Copy, from the entries below, each line where the word "mode" can be found.
═════ Records to process
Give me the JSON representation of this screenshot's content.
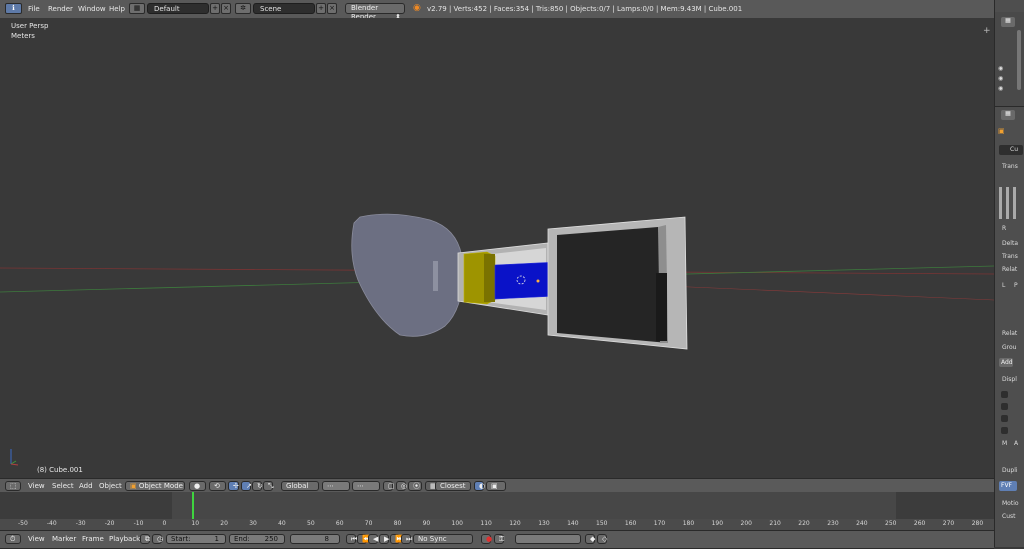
{
  "topbar": {
    "menus": [
      "File",
      "Render",
      "Window",
      "Help"
    ],
    "screen_layout": "Default",
    "scene": "Scene",
    "render_engine": "Blender Render",
    "stats": "v2.79 | Verts:452 | Faces:354 | Tris:850 | Objects:0/7 | Lamps:0/0 | Mem:9.43M | Cube.001"
  },
  "viewport": {
    "view_name": "User Persp",
    "units": "Meters",
    "selected_object": "(8) Cube.001"
  },
  "header3d": {
    "menus": [
      "View",
      "Select",
      "Add",
      "Object"
    ],
    "mode": "Object Mode",
    "orientation": "Global",
    "snap": "Closest"
  },
  "timeline": {
    "ticks": [
      "-50",
      "-40",
      "-30",
      "-20",
      "-10",
      "0",
      "10",
      "20",
      "30",
      "40",
      "50",
      "60",
      "70",
      "80",
      "90",
      "100",
      "110",
      "120",
      "130",
      "140",
      "150",
      "160",
      "170",
      "180",
      "190",
      "200",
      "210",
      "220",
      "230",
      "240",
      "250",
      "260",
      "270",
      "280"
    ]
  },
  "bottombar": {
    "menus": [
      "View",
      "Marker",
      "Frame",
      "Playback"
    ],
    "start_label": "Start:",
    "start_value": "1",
    "end_label": "End:",
    "end_value": "250",
    "current_frame": "8",
    "sync": "No Sync"
  },
  "properties": {
    "object_name": "Cu",
    "panels": [
      "Trans",
      "Delta",
      "Trans",
      "Relat",
      "Relat",
      "Grou",
      "Displ",
      "Dupli",
      "Motio",
      "Cust"
    ],
    "letters": [
      "R",
      "L",
      "P",
      "M",
      "A"
    ],
    "add_label": "Add",
    "dupli_value": "FVF"
  },
  "colors": {
    "background": "#393939",
    "header": "#595959",
    "shield": "#6c6f82",
    "gray_body": "#b4b4b4",
    "black_body": "#252525",
    "yellow": "#9e9400",
    "blue": "#0a12c8",
    "x_axis": "#8a3a3a",
    "y_axis": "#3a7a3a"
  }
}
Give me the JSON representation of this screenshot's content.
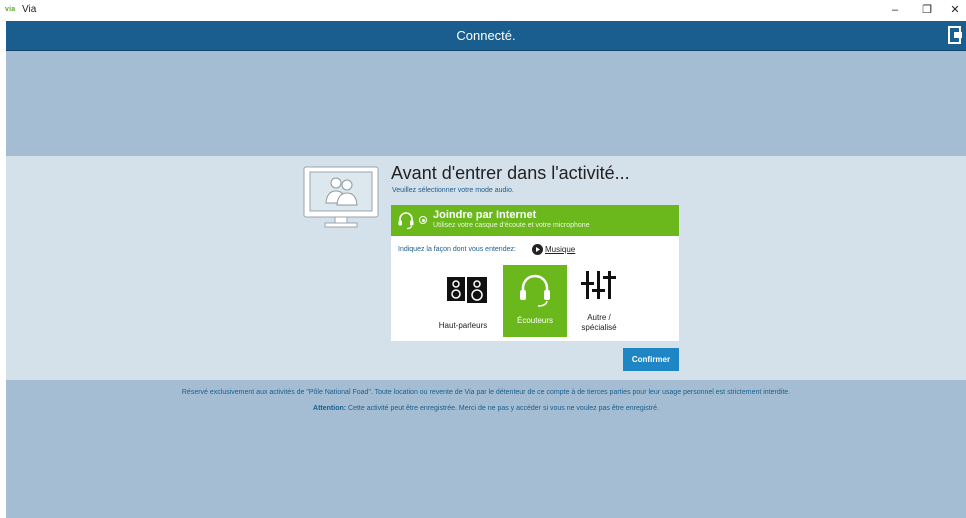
{
  "window": {
    "logo_text": "via",
    "title": "Via",
    "minimize_glyph": "–",
    "maximize_glyph": "❐",
    "close_glyph": "✕"
  },
  "header": {
    "status": "Connecté.",
    "exit_icon": "exit-door-icon"
  },
  "main": {
    "title": "Avant d'entrer dans l'activité...",
    "subtitle": "Veuillez sélectionner votre mode audio."
  },
  "audio_option": {
    "title": "Joindre par Internet",
    "description": "Utilisez votre casque d'écoute et votre microphone",
    "selected": true,
    "icon": "headset-icon"
  },
  "listening": {
    "hint": "Indiquez la façon dont vous entendez:",
    "music_link": "Musique",
    "choices": [
      {
        "label": "Haut-parleurs",
        "icon": "speakers-icon",
        "selected": false
      },
      {
        "label": "Écouteurs",
        "icon": "headphones-icon",
        "selected": true
      },
      {
        "label_line1": "Autre /",
        "label_line2": "spécialisé",
        "icon": "equalizer-icon",
        "selected": false
      }
    ]
  },
  "actions": {
    "confirm_label": "Confirmer"
  },
  "footer": {
    "notice": "Réservé exclusivement aux activités de \"Pôle National Foad\". Toute location ou revente de Via par le détenteur de ce compte à de tierces parties pour leur usage personnel est strictement interdite.",
    "warning_label": "Attention:",
    "warning_text": " Cette activité peut être enregistrée. Merci de ne pas y accéder si vous ne voulez pas être enregistré."
  },
  "colors": {
    "header": "#1a5e8f",
    "background": "#a4bdd2",
    "band": "#d4e0ea",
    "accent_green": "#6ab81c",
    "button_blue": "#1f86c6",
    "link_blue": "#1a5e8f"
  }
}
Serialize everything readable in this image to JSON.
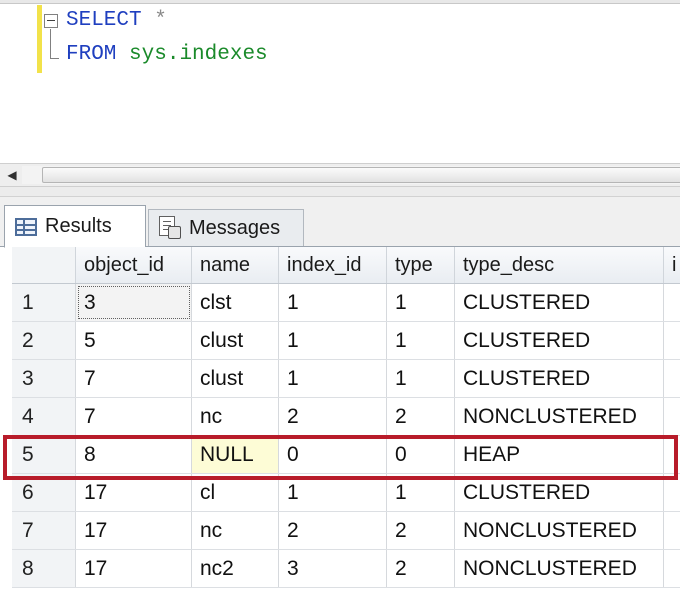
{
  "editor": {
    "line1": {
      "keyword": "SELECT",
      "operator": "*"
    },
    "line2": {
      "keyword": "FROM",
      "object": "sys.indexes"
    }
  },
  "scrollbar": {
    "left_arrow": "◀"
  },
  "tabs": [
    {
      "label": "Results",
      "icon": "grid-icon",
      "selected": true
    },
    {
      "label": "Messages",
      "icon": "messages-icon",
      "selected": false
    }
  ],
  "table": {
    "columns": [
      "object_id",
      "name",
      "index_id",
      "type",
      "type_desc",
      "i"
    ],
    "rows": [
      {
        "num": "1",
        "object_id": "3",
        "name": "clst",
        "index_id": "1",
        "type": "1",
        "type_desc": "CLUSTERED"
      },
      {
        "num": "2",
        "object_id": "5",
        "name": "clust",
        "index_id": "1",
        "type": "1",
        "type_desc": "CLUSTERED"
      },
      {
        "num": "3",
        "object_id": "7",
        "name": "clust",
        "index_id": "1",
        "type": "1",
        "type_desc": "CLUSTERED"
      },
      {
        "num": "4",
        "object_id": "7",
        "name": "nc",
        "index_id": "2",
        "type": "2",
        "type_desc": "NONCLUSTERED"
      },
      {
        "num": "5",
        "object_id": "8",
        "name": "NULL",
        "index_id": "0",
        "type": "0",
        "type_desc": "HEAP"
      },
      {
        "num": "6",
        "object_id": "17",
        "name": "cl",
        "index_id": "1",
        "type": "1",
        "type_desc": "CLUSTERED"
      },
      {
        "num": "7",
        "object_id": "17",
        "name": "nc",
        "index_id": "2",
        "type": "2",
        "type_desc": "NONCLUSTERED"
      },
      {
        "num": "8",
        "object_id": "17",
        "name": "nc2",
        "index_id": "3",
        "type": "2",
        "type_desc": "NONCLUSTERED"
      }
    ]
  },
  "colors": {
    "keyword": "#1f3fbf",
    "object": "#1a8a2a",
    "highlight": "#b81c2a"
  }
}
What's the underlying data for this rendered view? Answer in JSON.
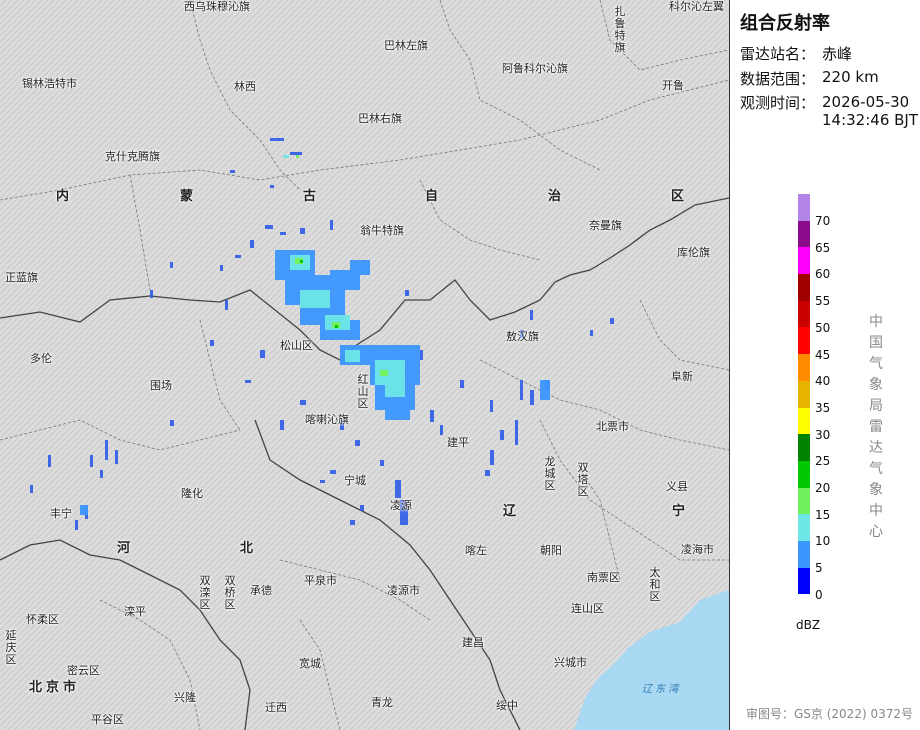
{
  "panel": {
    "title": "组合反射率",
    "station_label": "雷达站名：",
    "station_value": "赤峰",
    "range_label": "数据范围：",
    "range_value": "220 km",
    "time_label": "观测时间：",
    "time_date": "2026-05-30",
    "time_clock": "14:32:46 BJT",
    "legend_unit": "dBZ",
    "organization": "中国气象局雷达气象中心",
    "approval": "审图号：GS京 (2022) 0372号"
  },
  "legend": {
    "ticks": [
      "70",
      "65",
      "60",
      "55",
      "50",
      "45",
      "40",
      "35",
      "30",
      "25",
      "20",
      "15",
      "10",
      "5",
      "0"
    ],
    "colors": [
      "#b184e6",
      "#8b0c8b",
      "#ff00ff",
      "#a00000",
      "#c80000",
      "#ff0000",
      "#ff8c00",
      "#e6b400",
      "#ffff00",
      "#008200",
      "#00c800",
      "#73f05f",
      "#6ee6e6",
      "#3c96ff",
      "#0000ff"
    ]
  },
  "map": {
    "province_labels": [
      "内",
      "蒙",
      "古",
      "自",
      "治",
      "区",
      "河",
      "北",
      "辽",
      "宁"
    ],
    "places": [
      "西乌珠穆沁旗",
      "巴林左旗",
      "扎鲁特旗",
      "科尔沁左翼",
      "锡林浩特市",
      "林西",
      "阿鲁科尔沁旗",
      "开鲁",
      "巴林右旗",
      "克什克腾旗",
      "翁牛特旗",
      "奈曼旗",
      "正蓝旗",
      "库伦旗",
      "松山区",
      "敖汉旗",
      "多伦",
      "围场",
      "红山区",
      "阜新",
      "喀喇沁旗",
      "北票市",
      "建平",
      "隆化",
      "宁城",
      "凌源",
      "龙城区",
      "双塔区",
      "义县",
      "丰宁",
      "喀左",
      "朝阳",
      "凌海市",
      "平泉市",
      "双滦区",
      "双桥区",
      "承德",
      "南票区",
      "太和区",
      "怀柔区",
      "滦平",
      "凌源市",
      "连山区",
      "延庆区",
      "密云区",
      "宽城",
      "建昌",
      "兴城市",
      "北京市",
      "兴隆",
      "迁西",
      "青龙",
      "绥中",
      "平谷区"
    ],
    "sea_label": "辽 东 湾",
    "colors": {
      "terrain": "#dcdcdc",
      "sea": "#a9d8f2",
      "boundary": "#777777",
      "province_boundary": "#444444"
    }
  }
}
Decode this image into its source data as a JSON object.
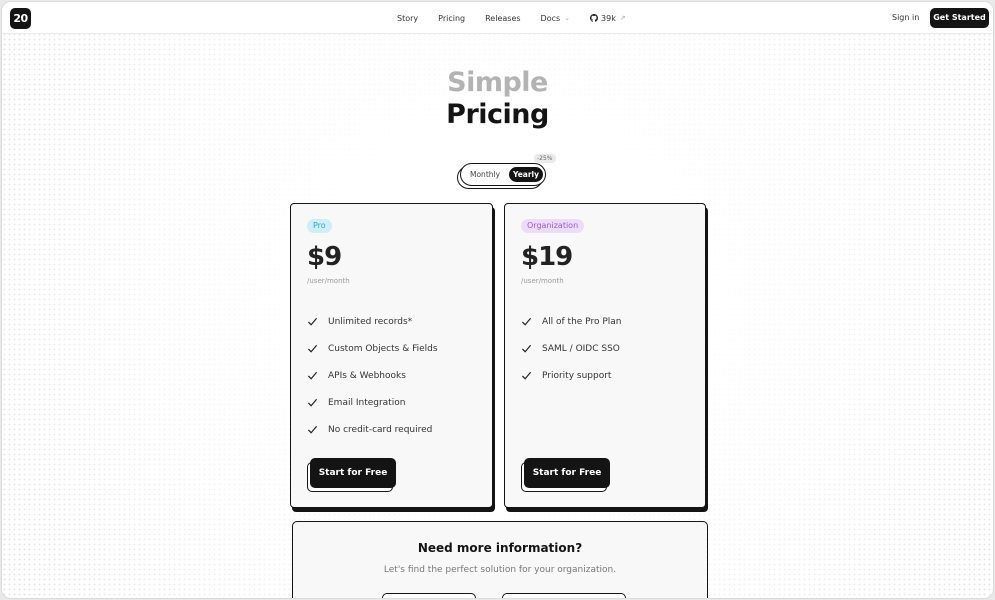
{
  "nav": {
    "logo_text": "20",
    "links": [
      {
        "label": "Story"
      },
      {
        "label": "Pricing"
      },
      {
        "label": "Releases"
      },
      {
        "label": "Docs"
      }
    ],
    "github_stars": "39k",
    "signin_label": "Sign in",
    "get_started_label": "Get Started"
  },
  "hero": {
    "line1": "Simple",
    "line2": "Pricing"
  },
  "billing_toggle": {
    "monthly_label": "Monthly",
    "yearly_label": "Yearly",
    "selected": "Yearly",
    "discount": "-25%"
  },
  "plans": [
    {
      "badge": "Pro",
      "price": "$9",
      "period": "/user/month",
      "features": [
        "Unlimited records*",
        "Custom Objects & Fields",
        "APIs & Webhooks",
        "Email Integration",
        "No credit-card required"
      ],
      "cta": "Start for Free"
    },
    {
      "badge": "Organization",
      "price": "$19",
      "period": "/user/month",
      "features": [
        "All of the Pro Plan",
        "SAML / OIDC SSO",
        "Priority support"
      ],
      "cta": "Start for Free"
    }
  ],
  "info": {
    "title": "Need more information?",
    "subtitle": "Let's find the perfect solution for your organization."
  },
  "colors": {
    "primary": "#141414",
    "pro_badge_bg": "#cdeefb",
    "pro_badge_text": "#3c9fd1",
    "org_badge_bg": "#ecdcfa",
    "org_badge_text": "#9b58d9"
  }
}
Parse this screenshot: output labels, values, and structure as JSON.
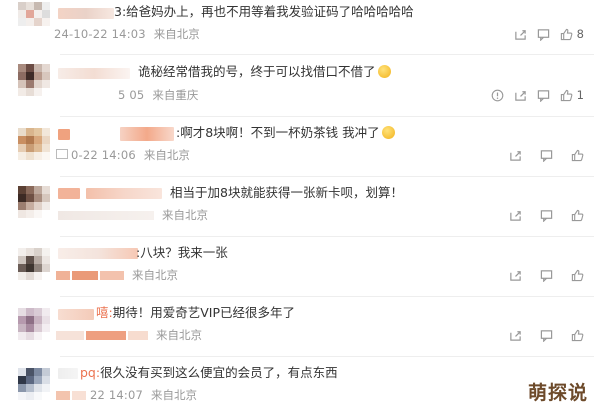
{
  "comments": [
    {
      "name_fragment": "3:",
      "text": "给爸妈办上，再也不用等着我发验证码了哈哈哈哈哈",
      "date": "24-10-22 14:03",
      "source": "来自北京",
      "likes": "8",
      "emoji": false
    },
    {
      "name_fragment": "",
      "text": "诡秘经常借我的号，终于可以找借口不借了",
      "date": "5 05",
      "source": "来自重庆",
      "likes": "1",
      "emoji": true
    },
    {
      "name_fragment": "",
      "text": ":啊才8块啊！不到一杯奶茶钱 我冲了",
      "date": "0-22 14:06",
      "source": "来自北京",
      "likes": "",
      "emoji": true
    },
    {
      "name_fragment": "",
      "text": "相当于加8块就能获得一张新卡呗，划算！",
      "date": "",
      "source": "来自北京",
      "likes": "",
      "emoji": false
    },
    {
      "name_fragment": "",
      "text": ":八块？我来一张",
      "date": "",
      "source": "来自北京",
      "likes": "",
      "emoji": false
    },
    {
      "name_fragment": "嘻:",
      "text": "期待！用爱奇艺VIP已经很多年了",
      "date": "",
      "source": "来自北京",
      "likes": "",
      "emoji": false
    },
    {
      "name_fragment": "pq:",
      "text": "很久没有买到这么便宜的会员了，有点东西",
      "date": "22 14:07",
      "source": "来自北京",
      "likes": "",
      "emoji": false
    }
  ],
  "icons": {
    "share": "share-icon",
    "comment": "comment-icon",
    "like": "like-icon",
    "report": "report-icon"
  },
  "watermark": "萌探说",
  "colors": {
    "meta": "#999999",
    "text": "#333333",
    "watermark": "#6d4a2a"
  }
}
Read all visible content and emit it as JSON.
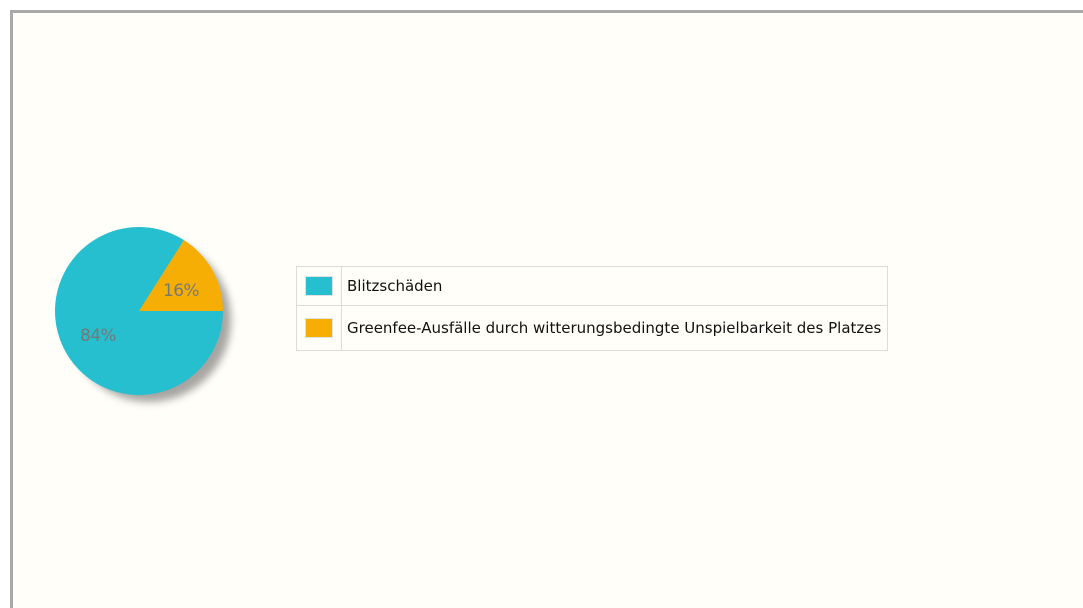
{
  "chart_data": {
    "type": "pie",
    "slices": [
      {
        "label": "Blitzschäden",
        "value": 84,
        "value_label": "84%",
        "color": "#25bfd0"
      },
      {
        "label": "Greenfee-Ausfälle durch witterungsbedingte Unspielbarkeit des Platzes",
        "value": 16,
        "value_label": "16%",
        "color": "#f6ae04"
      }
    ],
    "legend_position": "right",
    "shadow": true
  },
  "legend": {
    "items": [
      {
        "label": "Blitzschäden"
      },
      {
        "label": "Greenfee-Ausfälle durch witterungsbedingte Unspielbarkeit des Platzes"
      }
    ]
  }
}
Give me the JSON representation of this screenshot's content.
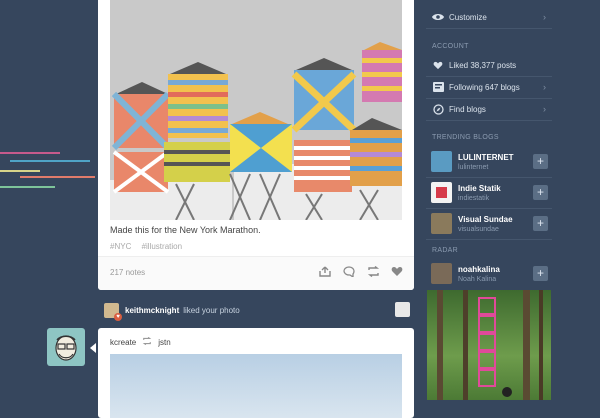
{
  "post": {
    "caption": "Made this for the New York Marathon.",
    "tags": [
      "#NYC",
      "#illustration"
    ],
    "notes": "217 notes"
  },
  "activity": {
    "user": "keithmcknight",
    "text": "liked your photo"
  },
  "post2": {
    "author": "kcreate",
    "reblogged_from": "jstn"
  },
  "sidebar": {
    "customize_label": "Customize",
    "account_header": "ACCOUNT",
    "liked": "Liked 38,377 posts",
    "following": "Following 647 blogs",
    "find_blogs": "Find blogs",
    "trending_header": "TRENDING BLOGS",
    "trending": [
      {
        "name": "LULINTERNET",
        "url": "lulinternet",
        "color": "#5a9bc2"
      },
      {
        "name": "Indie Statik",
        "url": "indiestatik",
        "color": "#d63b4a"
      },
      {
        "name": "Visual Sundae",
        "url": "visualsundae",
        "color": "#8a7a5c"
      }
    ],
    "radar_header": "RADAR",
    "radar": {
      "name": "noahkalina",
      "sub": "Noah Kalina"
    }
  },
  "colors": {
    "background": "#36465d",
    "card": "#ffffff",
    "accent": "#d95e40"
  }
}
══════════
- [Answer to this task]:
    "mode": "Object Mode",
    "subtitle": "Veuillez sélectionner votre mode audio."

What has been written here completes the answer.